TO BE DONE
Identify and pull out each line of the entries in which "annotation" occurs.

※ ※ ※

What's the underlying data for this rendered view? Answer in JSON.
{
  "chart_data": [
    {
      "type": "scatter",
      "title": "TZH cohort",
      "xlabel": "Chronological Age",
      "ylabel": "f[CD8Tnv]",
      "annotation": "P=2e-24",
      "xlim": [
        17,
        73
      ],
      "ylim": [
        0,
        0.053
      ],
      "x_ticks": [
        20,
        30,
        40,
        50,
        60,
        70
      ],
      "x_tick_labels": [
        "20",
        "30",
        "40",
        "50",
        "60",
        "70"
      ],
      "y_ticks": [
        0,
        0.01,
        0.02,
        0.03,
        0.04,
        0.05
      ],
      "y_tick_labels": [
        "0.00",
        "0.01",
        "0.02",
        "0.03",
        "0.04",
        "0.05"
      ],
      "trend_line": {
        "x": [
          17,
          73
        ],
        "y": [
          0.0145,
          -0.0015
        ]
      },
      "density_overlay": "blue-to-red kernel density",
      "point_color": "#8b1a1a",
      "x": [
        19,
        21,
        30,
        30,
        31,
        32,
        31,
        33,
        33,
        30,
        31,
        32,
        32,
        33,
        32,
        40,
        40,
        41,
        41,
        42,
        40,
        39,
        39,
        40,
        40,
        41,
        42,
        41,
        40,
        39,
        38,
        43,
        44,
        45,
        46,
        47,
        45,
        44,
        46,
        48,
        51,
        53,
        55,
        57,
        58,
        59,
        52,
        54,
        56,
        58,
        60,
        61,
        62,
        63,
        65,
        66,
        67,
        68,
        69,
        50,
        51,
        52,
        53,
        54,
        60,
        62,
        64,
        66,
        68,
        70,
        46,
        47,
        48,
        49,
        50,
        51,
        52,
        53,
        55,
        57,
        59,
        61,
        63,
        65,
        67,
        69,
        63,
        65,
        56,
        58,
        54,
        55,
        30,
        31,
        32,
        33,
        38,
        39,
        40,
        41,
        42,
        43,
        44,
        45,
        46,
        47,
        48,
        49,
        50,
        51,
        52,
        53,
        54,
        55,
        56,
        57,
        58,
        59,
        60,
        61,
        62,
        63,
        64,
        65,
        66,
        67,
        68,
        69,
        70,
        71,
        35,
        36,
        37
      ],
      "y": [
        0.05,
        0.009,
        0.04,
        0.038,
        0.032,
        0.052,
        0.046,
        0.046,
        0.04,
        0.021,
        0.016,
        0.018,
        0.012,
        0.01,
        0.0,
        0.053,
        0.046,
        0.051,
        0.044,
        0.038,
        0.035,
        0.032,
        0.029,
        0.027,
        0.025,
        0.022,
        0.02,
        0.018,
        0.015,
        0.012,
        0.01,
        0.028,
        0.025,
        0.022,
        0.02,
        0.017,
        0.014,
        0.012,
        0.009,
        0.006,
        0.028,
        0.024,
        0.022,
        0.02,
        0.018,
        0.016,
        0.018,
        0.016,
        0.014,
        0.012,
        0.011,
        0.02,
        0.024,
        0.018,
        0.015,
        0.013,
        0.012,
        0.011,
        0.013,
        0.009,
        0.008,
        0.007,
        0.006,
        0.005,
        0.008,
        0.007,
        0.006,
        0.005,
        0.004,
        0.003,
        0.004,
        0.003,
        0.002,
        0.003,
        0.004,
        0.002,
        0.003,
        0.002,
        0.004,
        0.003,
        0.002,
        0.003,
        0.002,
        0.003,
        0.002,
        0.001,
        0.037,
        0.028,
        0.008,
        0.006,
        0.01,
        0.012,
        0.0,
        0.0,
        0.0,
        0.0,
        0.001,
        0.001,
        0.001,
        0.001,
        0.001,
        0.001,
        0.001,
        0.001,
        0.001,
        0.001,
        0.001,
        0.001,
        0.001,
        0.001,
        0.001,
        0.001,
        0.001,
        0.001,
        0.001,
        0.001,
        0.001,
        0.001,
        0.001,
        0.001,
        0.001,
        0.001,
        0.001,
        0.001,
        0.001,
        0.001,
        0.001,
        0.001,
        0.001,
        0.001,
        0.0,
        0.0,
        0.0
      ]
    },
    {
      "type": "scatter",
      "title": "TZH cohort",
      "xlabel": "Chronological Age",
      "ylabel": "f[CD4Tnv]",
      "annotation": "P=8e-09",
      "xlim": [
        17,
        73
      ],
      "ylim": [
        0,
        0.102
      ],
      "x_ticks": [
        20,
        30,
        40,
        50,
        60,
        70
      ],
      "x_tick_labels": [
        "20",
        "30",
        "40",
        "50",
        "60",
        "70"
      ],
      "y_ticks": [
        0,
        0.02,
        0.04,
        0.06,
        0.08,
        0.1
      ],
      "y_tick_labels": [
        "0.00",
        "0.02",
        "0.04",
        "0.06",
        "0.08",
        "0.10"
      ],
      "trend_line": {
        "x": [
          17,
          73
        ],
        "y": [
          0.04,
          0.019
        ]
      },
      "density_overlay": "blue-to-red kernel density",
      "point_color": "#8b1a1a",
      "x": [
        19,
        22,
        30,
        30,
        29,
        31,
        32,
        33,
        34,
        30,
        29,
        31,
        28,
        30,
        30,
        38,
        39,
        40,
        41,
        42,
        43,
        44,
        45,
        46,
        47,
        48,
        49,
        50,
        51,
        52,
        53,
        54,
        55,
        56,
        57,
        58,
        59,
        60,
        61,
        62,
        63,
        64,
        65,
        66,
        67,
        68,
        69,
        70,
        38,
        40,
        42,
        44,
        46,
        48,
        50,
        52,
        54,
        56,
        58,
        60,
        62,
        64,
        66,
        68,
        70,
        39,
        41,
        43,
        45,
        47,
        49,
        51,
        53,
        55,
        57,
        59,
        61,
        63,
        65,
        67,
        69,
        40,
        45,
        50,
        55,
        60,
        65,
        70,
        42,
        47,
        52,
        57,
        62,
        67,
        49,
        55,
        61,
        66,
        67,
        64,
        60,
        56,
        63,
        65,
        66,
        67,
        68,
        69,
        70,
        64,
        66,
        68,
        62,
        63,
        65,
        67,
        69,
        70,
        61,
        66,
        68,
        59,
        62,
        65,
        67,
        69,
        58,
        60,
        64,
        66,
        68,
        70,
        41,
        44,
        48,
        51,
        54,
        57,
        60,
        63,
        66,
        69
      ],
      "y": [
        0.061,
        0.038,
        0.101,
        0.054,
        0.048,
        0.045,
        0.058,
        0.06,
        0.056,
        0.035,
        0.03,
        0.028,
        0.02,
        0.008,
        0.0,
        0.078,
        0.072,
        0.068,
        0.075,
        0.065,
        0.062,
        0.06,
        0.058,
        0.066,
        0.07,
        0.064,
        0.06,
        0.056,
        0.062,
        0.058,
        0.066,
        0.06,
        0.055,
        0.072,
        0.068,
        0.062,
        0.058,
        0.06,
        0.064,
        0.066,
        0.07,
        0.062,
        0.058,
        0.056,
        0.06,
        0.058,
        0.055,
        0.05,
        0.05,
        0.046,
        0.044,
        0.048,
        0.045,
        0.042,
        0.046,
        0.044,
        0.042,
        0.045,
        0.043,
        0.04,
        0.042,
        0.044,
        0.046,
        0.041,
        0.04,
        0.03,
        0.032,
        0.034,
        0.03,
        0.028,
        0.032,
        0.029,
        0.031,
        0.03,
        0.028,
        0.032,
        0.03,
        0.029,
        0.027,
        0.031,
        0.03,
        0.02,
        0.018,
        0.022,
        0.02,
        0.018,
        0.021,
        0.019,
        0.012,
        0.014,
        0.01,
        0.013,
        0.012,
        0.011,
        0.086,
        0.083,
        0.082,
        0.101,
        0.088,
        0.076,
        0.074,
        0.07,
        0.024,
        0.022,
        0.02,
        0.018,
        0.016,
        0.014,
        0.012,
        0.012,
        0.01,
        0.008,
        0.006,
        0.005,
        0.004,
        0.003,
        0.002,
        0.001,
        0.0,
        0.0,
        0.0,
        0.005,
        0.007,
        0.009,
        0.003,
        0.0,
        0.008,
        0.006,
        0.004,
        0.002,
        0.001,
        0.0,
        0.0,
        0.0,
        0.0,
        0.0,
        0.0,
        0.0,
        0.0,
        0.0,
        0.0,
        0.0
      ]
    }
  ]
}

※ ※ ※

ANSWER FOR THIS EXERCISE
      "annotation": "P=2e-24",
      "annotation": "P=8e-09",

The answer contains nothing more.